=== Written exercise ===
Write out the full listing exactly as given, minus the images.

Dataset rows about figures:
********************
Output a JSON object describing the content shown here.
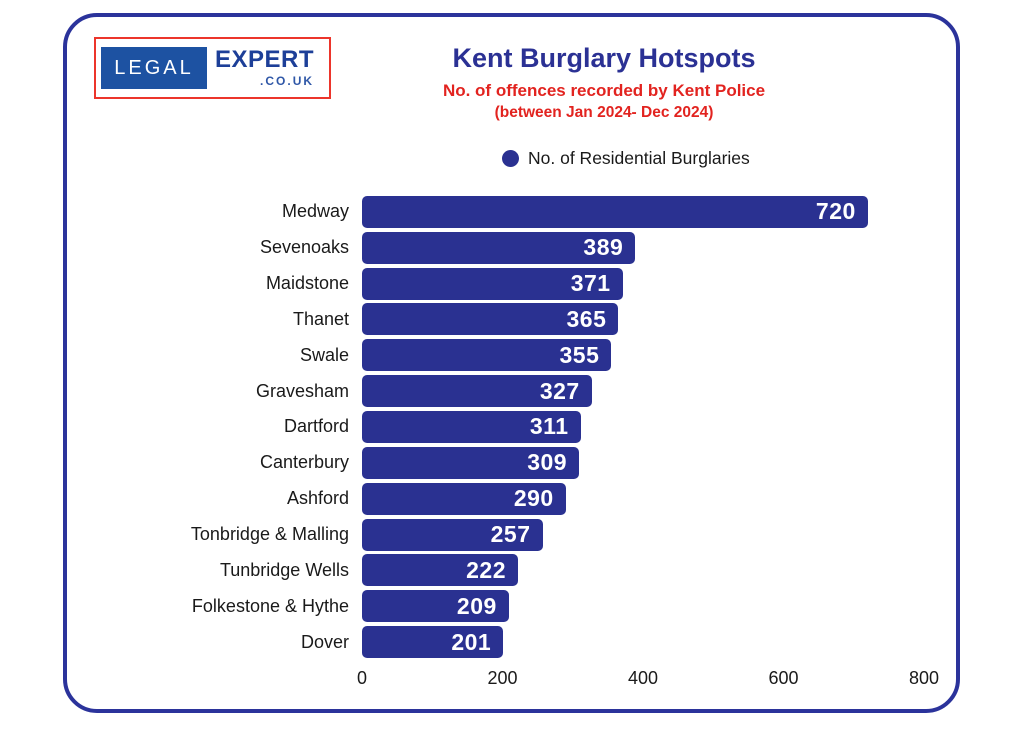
{
  "logo": {
    "legal": "LEGAL",
    "expert": "EXPERT",
    "couk": ".CO.UK"
  },
  "header": {
    "title": "Kent Burglary Hotspots",
    "subtitle1": "No. of offences recorded by Kent Police",
    "subtitle2": "(between Jan 2024- Dec 2024)"
  },
  "legend": {
    "label": "No. of Residential Burglaries"
  },
  "chart_data": {
    "type": "bar",
    "orientation": "horizontal",
    "title": "Kent Burglary Hotspots",
    "series_name": "No. of Residential Burglaries",
    "categories": [
      "Medway",
      "Sevenoaks",
      "Maidstone",
      "Thanet",
      "Swale",
      "Gravesham",
      "Dartford",
      "Canterbury",
      "Ashford",
      "Tonbridge & Malling",
      "Tunbridge Wells",
      "Folkestone & Hythe",
      "Dover"
    ],
    "values": [
      720,
      389,
      371,
      365,
      355,
      327,
      311,
      309,
      290,
      257,
      222,
      209,
      201
    ],
    "xlim": [
      0,
      800
    ],
    "x_ticks": [
      0,
      200,
      400,
      600,
      800
    ],
    "grid": false,
    "legend_position": "top",
    "bar_color": "#2a3191",
    "value_label_color": "#ffffff"
  },
  "colors": {
    "navy": "#2b3194",
    "red": "#e2231f",
    "bar": "#2a3191",
    "card_border": "#2b339b",
    "logo_blue": "#1d52a2",
    "logo_text_blue": "#1d3f98",
    "logo_red": "#ec352b",
    "text": "#1a1a1a"
  }
}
********************
=== Answer to the task ===
Output a JSON object describing the content shown here.
{
  "logo": {
    "legal": "LEGAL",
    "expert": "EXPERT",
    "couk": ".CO.UK"
  },
  "header": {
    "title": "Kent Burglary Hotspots",
    "subtitle1": "No. of offences recorded by Kent Police",
    "subtitle2": "(between Jan 2024- Dec 2024)"
  },
  "legend": {
    "label": "No. of Residential Burglaries"
  },
  "chart_data": {
    "type": "bar",
    "orientation": "horizontal",
    "title": "Kent Burglary Hotspots",
    "series_name": "No. of Residential Burglaries",
    "categories": [
      "Medway",
      "Sevenoaks",
      "Maidstone",
      "Thanet",
      "Swale",
      "Gravesham",
      "Dartford",
      "Canterbury",
      "Ashford",
      "Tonbridge & Malling",
      "Tunbridge Wells",
      "Folkestone & Hythe",
      "Dover"
    ],
    "values": [
      720,
      389,
      371,
      365,
      355,
      327,
      311,
      309,
      290,
      257,
      222,
      209,
      201
    ],
    "xlim": [
      0,
      800
    ],
    "x_ticks": [
      0,
      200,
      400,
      600,
      800
    ],
    "grid": false,
    "legend_position": "top",
    "bar_color": "#2a3191",
    "value_label_color": "#ffffff"
  },
  "colors": {
    "navy": "#2b3194",
    "red": "#e2231f",
    "bar": "#2a3191",
    "card_border": "#2b339b",
    "logo_blue": "#1d52a2",
    "logo_text_blue": "#1d3f98",
    "logo_red": "#ec352b",
    "text": "#1a1a1a"
  }
}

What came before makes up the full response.